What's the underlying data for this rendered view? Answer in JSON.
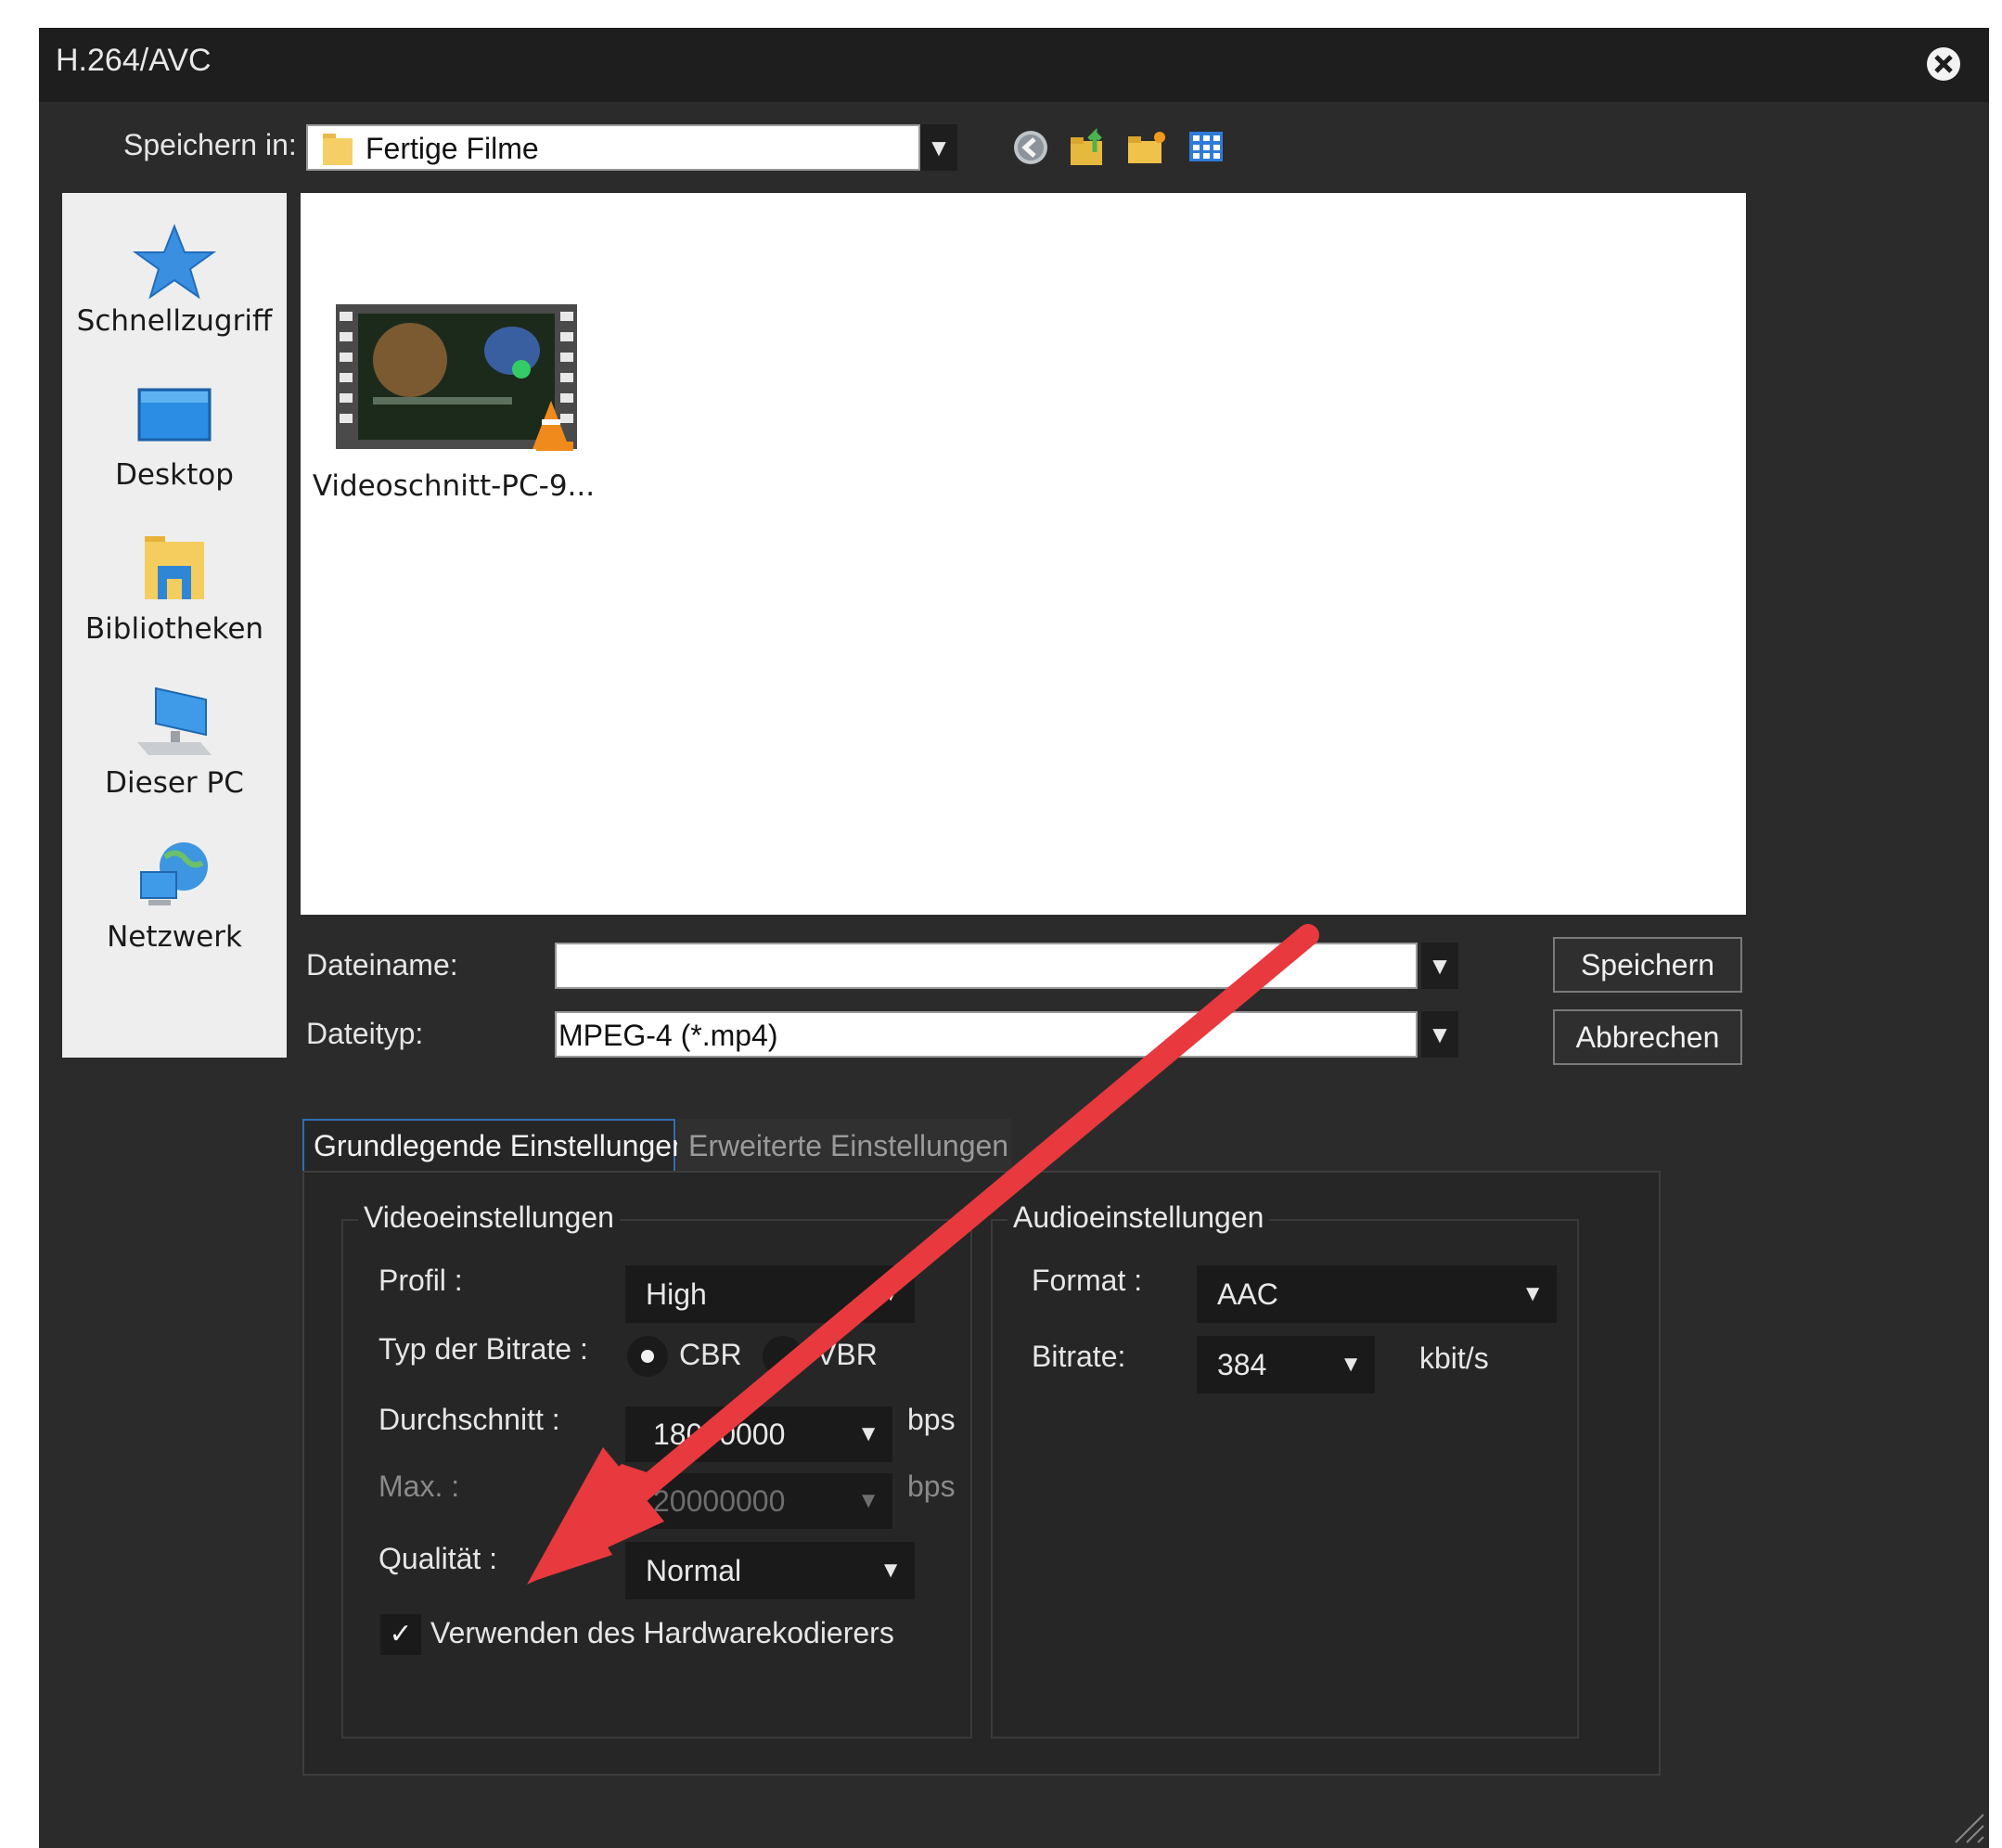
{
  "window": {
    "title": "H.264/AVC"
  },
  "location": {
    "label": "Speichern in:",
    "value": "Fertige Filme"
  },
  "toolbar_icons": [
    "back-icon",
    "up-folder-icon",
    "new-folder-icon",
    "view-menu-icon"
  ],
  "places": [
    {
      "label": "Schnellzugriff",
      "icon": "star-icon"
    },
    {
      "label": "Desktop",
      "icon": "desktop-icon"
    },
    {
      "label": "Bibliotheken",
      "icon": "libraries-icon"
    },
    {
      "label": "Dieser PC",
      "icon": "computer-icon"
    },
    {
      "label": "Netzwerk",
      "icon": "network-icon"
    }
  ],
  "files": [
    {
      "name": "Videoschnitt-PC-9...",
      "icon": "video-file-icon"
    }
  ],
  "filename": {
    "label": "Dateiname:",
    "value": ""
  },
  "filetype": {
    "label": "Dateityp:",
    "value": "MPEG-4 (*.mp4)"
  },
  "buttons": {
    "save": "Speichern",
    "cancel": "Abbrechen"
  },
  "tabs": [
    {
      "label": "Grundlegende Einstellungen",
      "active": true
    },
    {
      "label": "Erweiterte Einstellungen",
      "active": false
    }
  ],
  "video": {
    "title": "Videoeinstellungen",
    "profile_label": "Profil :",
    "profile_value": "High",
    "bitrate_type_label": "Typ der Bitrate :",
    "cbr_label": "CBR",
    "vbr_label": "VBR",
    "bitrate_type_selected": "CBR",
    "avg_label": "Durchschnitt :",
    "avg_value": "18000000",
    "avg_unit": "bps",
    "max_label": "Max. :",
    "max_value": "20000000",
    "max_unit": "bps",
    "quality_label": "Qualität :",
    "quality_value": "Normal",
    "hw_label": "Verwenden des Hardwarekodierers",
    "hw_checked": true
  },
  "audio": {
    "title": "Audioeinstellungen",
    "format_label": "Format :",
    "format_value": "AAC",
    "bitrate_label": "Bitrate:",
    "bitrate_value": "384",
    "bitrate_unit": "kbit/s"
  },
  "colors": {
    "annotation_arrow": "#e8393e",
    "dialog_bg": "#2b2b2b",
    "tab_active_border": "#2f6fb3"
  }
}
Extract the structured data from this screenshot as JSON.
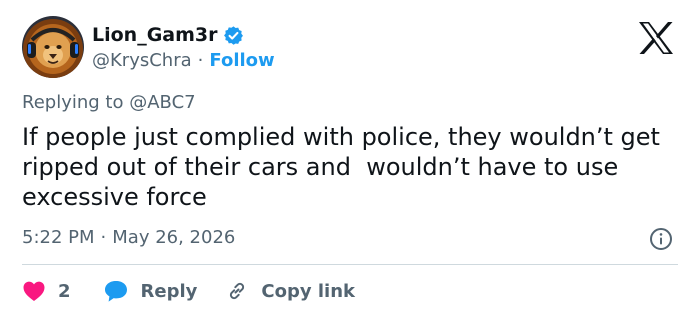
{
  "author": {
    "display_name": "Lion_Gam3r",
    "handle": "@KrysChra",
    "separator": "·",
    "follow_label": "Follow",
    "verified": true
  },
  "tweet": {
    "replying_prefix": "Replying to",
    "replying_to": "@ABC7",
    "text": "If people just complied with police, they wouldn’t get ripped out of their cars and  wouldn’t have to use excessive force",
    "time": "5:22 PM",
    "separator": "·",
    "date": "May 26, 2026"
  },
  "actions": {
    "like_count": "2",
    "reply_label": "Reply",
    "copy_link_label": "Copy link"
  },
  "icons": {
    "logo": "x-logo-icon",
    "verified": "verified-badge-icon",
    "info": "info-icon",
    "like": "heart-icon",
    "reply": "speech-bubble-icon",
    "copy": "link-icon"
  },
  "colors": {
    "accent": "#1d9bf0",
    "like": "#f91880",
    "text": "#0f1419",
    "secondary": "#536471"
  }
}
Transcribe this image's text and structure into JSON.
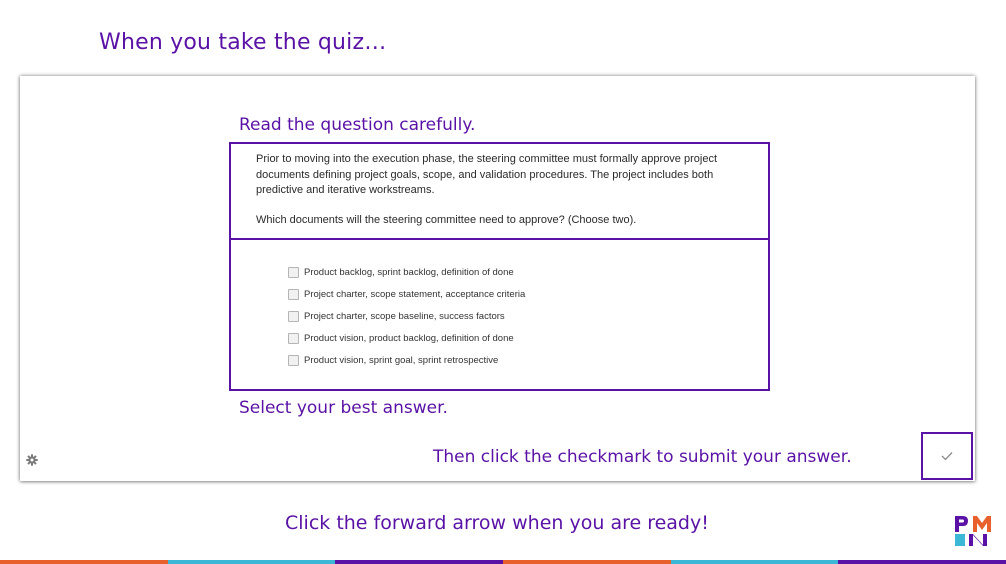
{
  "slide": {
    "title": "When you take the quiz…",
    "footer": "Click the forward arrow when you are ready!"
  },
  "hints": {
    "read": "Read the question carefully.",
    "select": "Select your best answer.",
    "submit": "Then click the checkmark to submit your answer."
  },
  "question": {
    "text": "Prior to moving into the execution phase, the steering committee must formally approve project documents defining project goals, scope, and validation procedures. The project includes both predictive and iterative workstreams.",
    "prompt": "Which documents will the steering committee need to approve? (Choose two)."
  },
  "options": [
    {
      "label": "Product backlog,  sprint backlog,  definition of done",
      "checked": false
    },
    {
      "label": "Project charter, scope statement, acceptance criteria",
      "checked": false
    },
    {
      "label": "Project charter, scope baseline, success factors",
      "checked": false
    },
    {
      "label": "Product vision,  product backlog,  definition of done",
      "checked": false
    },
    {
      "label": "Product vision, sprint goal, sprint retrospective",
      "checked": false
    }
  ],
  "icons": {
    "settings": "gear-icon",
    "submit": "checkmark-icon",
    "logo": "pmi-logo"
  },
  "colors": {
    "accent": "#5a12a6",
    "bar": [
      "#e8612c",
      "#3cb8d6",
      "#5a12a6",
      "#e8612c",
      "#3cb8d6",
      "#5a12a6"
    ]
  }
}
+++++
* _Exercise objective_
Write the material out again exactly as it appears, dropping the pictures.

* _Solution below_
What's the underlying data for this rendered view? Answer in JSON.
{
  "window": {
    "title": "H.264/AVC"
  },
  "location": {
    "label": "Speichern in:",
    "value": "Fertige Filme"
  },
  "toolbar_icons": [
    "back-icon",
    "up-folder-icon",
    "new-folder-icon",
    "view-menu-icon"
  ],
  "places": [
    {
      "label": "Schnellzugriff",
      "icon": "star-icon"
    },
    {
      "label": "Desktop",
      "icon": "desktop-icon"
    },
    {
      "label": "Bibliotheken",
      "icon": "libraries-icon"
    },
    {
      "label": "Dieser PC",
      "icon": "computer-icon"
    },
    {
      "label": "Netzwerk",
      "icon": "network-icon"
    }
  ],
  "files": [
    {
      "name": "Videoschnitt-PC-9...",
      "icon": "video-file-icon"
    }
  ],
  "filename": {
    "label": "Dateiname:",
    "value": ""
  },
  "filetype": {
    "label": "Dateityp:",
    "value": "MPEG-4 (*.mp4)"
  },
  "buttons": {
    "save": "Speichern",
    "cancel": "Abbrechen"
  },
  "tabs": [
    {
      "label": "Grundlegende Einstellungen",
      "active": true
    },
    {
      "label": "Erweiterte Einstellungen",
      "active": false
    }
  ],
  "video": {
    "title": "Videoeinstellungen",
    "profile_label": "Profil :",
    "profile_value": "High",
    "bitrate_type_label": "Typ der Bitrate :",
    "cbr_label": "CBR",
    "vbr_label": "VBR",
    "bitrate_type_selected": "CBR",
    "avg_label": "Durchschnitt :",
    "avg_value": "18000000",
    "avg_unit": "bps",
    "max_label": "Max. :",
    "max_value": "20000000",
    "max_unit": "bps",
    "quality_label": "Qualität :",
    "quality_value": "Normal",
    "hw_label": "Verwenden des Hardwarekodierers",
    "hw_checked": true
  },
  "audio": {
    "title": "Audioeinstellungen",
    "format_label": "Format :",
    "format_value": "AAC",
    "bitrate_label": "Bitrate:",
    "bitrate_value": "384",
    "bitrate_unit": "kbit/s"
  },
  "colors": {
    "annotation_arrow": "#e8393e",
    "dialog_bg": "#2b2b2b",
    "tab_active_border": "#2f6fb3"
  }
}
Extract the structured data from this screenshot as JSON.
{
  "author": {
    "display_name": "Lion_Gam3r",
    "handle": "@KrysChra",
    "separator": "·",
    "follow_label": "Follow",
    "verified": true
  },
  "tweet": {
    "replying_prefix": "Replying to",
    "replying_to": "@ABC7",
    "text": "If people just complied with police, they wouldn’t get ripped out of their cars and  wouldn’t have to use excessive force",
    "time": "5:22 PM",
    "separator": "·",
    "date": "May 26, 2026"
  },
  "actions": {
    "like_count": "2",
    "reply_label": "Reply",
    "copy_link_label": "Copy link"
  },
  "icons": {
    "logo": "x-logo-icon",
    "verified": "verified-badge-icon",
    "info": "info-icon",
    "like": "heart-icon",
    "reply": "speech-bubble-icon",
    "copy": "link-icon"
  },
  "colors": {
    "accent": "#1d9bf0",
    "like": "#f91880",
    "text": "#0f1419",
    "secondary": "#536471"
  }
}
Transcribe this image's text and structure into JSON.
{
  "slide": {
    "title": "When you take the quiz…",
    "footer": "Click the forward arrow when you are ready!"
  },
  "hints": {
    "read": "Read the question carefully.",
    "select": "Select your best answer.",
    "submit": "Then click the checkmark to submit your answer."
  },
  "question": {
    "text": "Prior to moving into the execution phase, the steering committee must formally approve project documents defining project goals, scope, and validation procedures. The project includes both predictive and iterative workstreams.",
    "prompt": "Which documents will the steering committee need to approve? (Choose two)."
  },
  "options": [
    {
      "label": "Product backlog,  sprint backlog,  definition of done",
      "checked": false
    },
    {
      "label": "Project charter, scope statement, acceptance criteria",
      "checked": false
    },
    {
      "label": "Project charter, scope baseline, success factors",
      "checked": false
    },
    {
      "label": "Product vision,  product backlog,  definition of done",
      "checked": false
    },
    {
      "label": "Product vision, sprint goal, sprint retrospective",
      "checked": false
    }
  ],
  "icons": {
    "settings": "gear-icon",
    "submit": "checkmark-icon",
    "logo": "pmi-logo"
  },
  "colors": {
    "accent": "#5a12a6",
    "bar": [
      "#e8612c",
      "#3cb8d6",
      "#5a12a6",
      "#e8612c",
      "#3cb8d6",
      "#5a12a6"
    ]
  }
}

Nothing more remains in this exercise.